• Description of the task: Find each line containing the string "tail" and return it.

• Provided data:
---*---
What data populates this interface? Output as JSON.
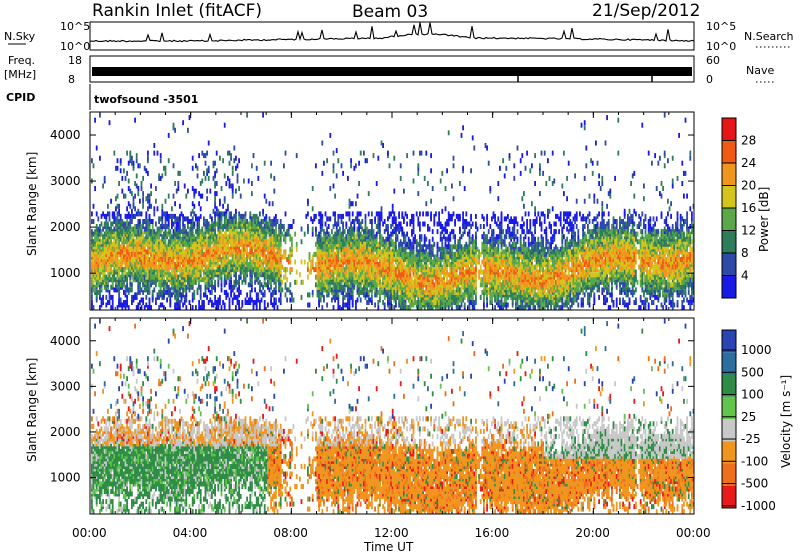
{
  "header": {
    "station": "Rankin Inlet (fitACF)",
    "beam": "Beam 03",
    "date": "21/Sep/2012"
  },
  "strips": {
    "nsky_label": "N.Sky",
    "nsky_ticks": [
      "10^5",
      "10^0"
    ],
    "nsearch_label": "N.Search",
    "nsearch_ticks": [
      "10^5",
      "10^0"
    ],
    "freq_label": "Freq.",
    "freq_unit": "[MHz]",
    "freq_ticks": [
      "18",
      "8"
    ],
    "nave_label": "Nave",
    "nave_ticks": [
      "60",
      "0"
    ],
    "cpid_label": "CPID",
    "cpid_value": "twofsound -3501"
  },
  "chart_data": [
    {
      "type": "heatmap",
      "name": "power",
      "ylabel": "Slant Range [km]",
      "ylim": [
        200,
        4500
      ],
      "yticks": [
        "1000",
        "2000",
        "3000",
        "4000"
      ],
      "colorbar_label": "Power [dB]",
      "colorbar_ticks": [
        "4",
        "8",
        "12",
        "16",
        "20",
        "24",
        "28"
      ],
      "colors": [
        "#1a1ae6",
        "#2c4aa8",
        "#2e7c5a",
        "#5aa84a",
        "#d4c51c",
        "#f0961e",
        "#f05a14",
        "#e61414"
      ]
    },
    {
      "type": "heatmap",
      "name": "velocity",
      "ylabel": "Slant Range [km]",
      "ylim": [
        200,
        4500
      ],
      "yticks": [
        "1000",
        "2000",
        "3000",
        "4000"
      ],
      "colorbar_label": "Velocity [m s⁻¹]",
      "colorbar_ticks": [
        "1000",
        "500",
        "100",
        "25",
        "-25",
        "-100",
        "-500",
        "-1000"
      ],
      "colors": [
        "#2a44b4",
        "#2c6ea0",
        "#2e8c46",
        "#62c44a",
        "#c8c8c8",
        "#f0961e",
        "#ee6e1e",
        "#e81a1a"
      ]
    }
  ],
  "time_axis": {
    "label": "Time UT",
    "ticks": [
      "00:00",
      "04:00",
      "08:00",
      "12:00",
      "16:00",
      "20:00",
      "00:00"
    ]
  }
}
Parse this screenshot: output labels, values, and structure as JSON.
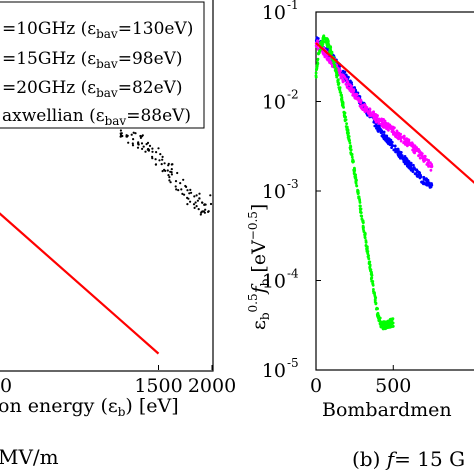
{
  "chart_data": [
    {
      "type": "scatter",
      "title": "",
      "xlabel_prefix": "on energy (",
      "xlabel_symbol": "ε",
      "xlabel_sub": "b",
      "xlabel_suffix": ") [eV]",
      "caption": "MV/m",
      "xlim": [
        0,
        2000
      ],
      "xticks": [
        "0",
        "500",
        "1000",
        "1500",
        "2000"
      ],
      "xticks_visible": [
        {
          "v": 1500,
          "label": "1500"
        },
        {
          "v": 2000,
          "label": "2000"
        }
      ],
      "partial_tick_label": "0",
      "ylog": true,
      "legend": {
        "placement": "top-left",
        "entries": [
          {
            "label": "=10GHz (ε",
            "sub": "bav",
            "tail": "=130eV)"
          },
          {
            "label": "=15GHz (ε",
            "sub": "bav",
            "tail": "=98eV)"
          },
          {
            "label": "=20GHz (ε",
            "sub": "bav",
            "tail": "=82eV)"
          },
          {
            "label": "axwellian (ε",
            "sub": "bav",
            "tail": "=88eV)"
          }
        ]
      },
      "series": [
        {
          "color": "#000000",
          "marker": "dot",
          "x": [
            0,
            100,
            200,
            300,
            400,
            500,
            600,
            700,
            800,
            900,
            1000,
            1100,
            1200,
            1300,
            1400,
            1500,
            1600,
            1700,
            1800,
            1900,
            2000
          ],
          "y": [
            0.002,
            0.0019,
            0.0018,
            0.0016,
            0.0014,
            0.0012,
            0.00105,
            0.0009,
            0.00078,
            0.00066,
            0.00056,
            0.00046,
            0.00037,
            0.0003,
            0.00024,
            0.00019,
            0.00014,
            0.0001,
            7e-05,
            6e-05,
            6e-05
          ]
        },
        {
          "color": "#ff0000",
          "marker": "line",
          "x": [
            0,
            1500
          ],
          "y": [
            5e-05,
            1.5e-06
          ]
        }
      ],
      "ylim": [
        1e-06,
        0.01
      ]
    },
    {
      "type": "scatter",
      "title": "",
      "ylog": true,
      "ylabel": "ε",
      "ylabel_sub1": "b",
      "ylabel_sup": "0.5",
      "ylabel_f": "f",
      "ylabel_sub2": "b",
      "ylabel_unit": "[eV",
      "ylabel_unit_sup": "−0.5",
      "ylabel_unit_close": "]",
      "xlabel": "Bombardmen",
      "caption_prefix": "(b) ",
      "caption_f": "f",
      "caption_rest": "= 15 G",
      "xlim": [
        0,
        1100
      ],
      "xticks": [
        {
          "v": 0,
          "label": "0"
        },
        {
          "v": 500,
          "label": "500"
        }
      ],
      "ylim": [
        1e-05,
        0.1
      ],
      "yticks": [
        {
          "exp": -1,
          "label": "10",
          "sup": "-1"
        },
        {
          "exp": -2,
          "label": "10",
          "sup": "-2"
        },
        {
          "exp": -3,
          "label": "10",
          "sup": "-3"
        },
        {
          "exp": -4,
          "label": "10",
          "sup": "-4"
        },
        {
          "exp": -5,
          "label": "10",
          "sup": "-5"
        }
      ],
      "series": [
        {
          "color": "#0000ff",
          "marker": "dot",
          "x": [
            0,
            50,
            100,
            150,
            200,
            250,
            300,
            350,
            400,
            450,
            500,
            550,
            600,
            650,
            700,
            750
          ],
          "y": [
            0.05,
            0.04,
            0.032,
            0.024,
            0.018,
            0.013,
            0.0095,
            0.007,
            0.0052,
            0.004,
            0.0031,
            0.0025,
            0.002,
            0.0016,
            0.0013,
            0.0011
          ]
        },
        {
          "color": "#ff00ff",
          "marker": "dot",
          "x": [
            0,
            50,
            100,
            150,
            200,
            250,
            300,
            350,
            400,
            450,
            500,
            550,
            600,
            650,
            700,
            750
          ],
          "y": [
            0.045,
            0.036,
            0.028,
            0.021,
            0.016,
            0.012,
            0.009,
            0.0075,
            0.0063,
            0.0055,
            0.0047,
            0.004,
            0.0034,
            0.0028,
            0.0023,
            0.0018
          ]
        },
        {
          "color": "#00ff00",
          "marker": "dot",
          "x": [
            0,
            25,
            50,
            75,
            100,
            125,
            150,
            175,
            200,
            225,
            250,
            275,
            300,
            325,
            350,
            375,
            400,
            425,
            450,
            475,
            500
          ],
          "y": [
            0.02,
            0.04,
            0.05,
            0.045,
            0.035,
            0.024,
            0.015,
            0.009,
            0.0052,
            0.0029,
            0.0016,
            0.00088,
            0.00048,
            0.00026,
            0.00014,
            7.5e-05,
            4.2e-05,
            3.1e-05,
            3.2e-05,
            3.3e-05,
            3.4e-05
          ]
        },
        {
          "color": "#ff0000",
          "marker": "line",
          "x": [
            0,
            1100
          ],
          "y": [
            0.045,
            0.00095
          ]
        }
      ]
    }
  ]
}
---*---
• Response to the exercise:
            "tail": "=130eV)"
            "tail": "=98eV)"
            "tail": "=82eV)"
            "tail": "=88eV)"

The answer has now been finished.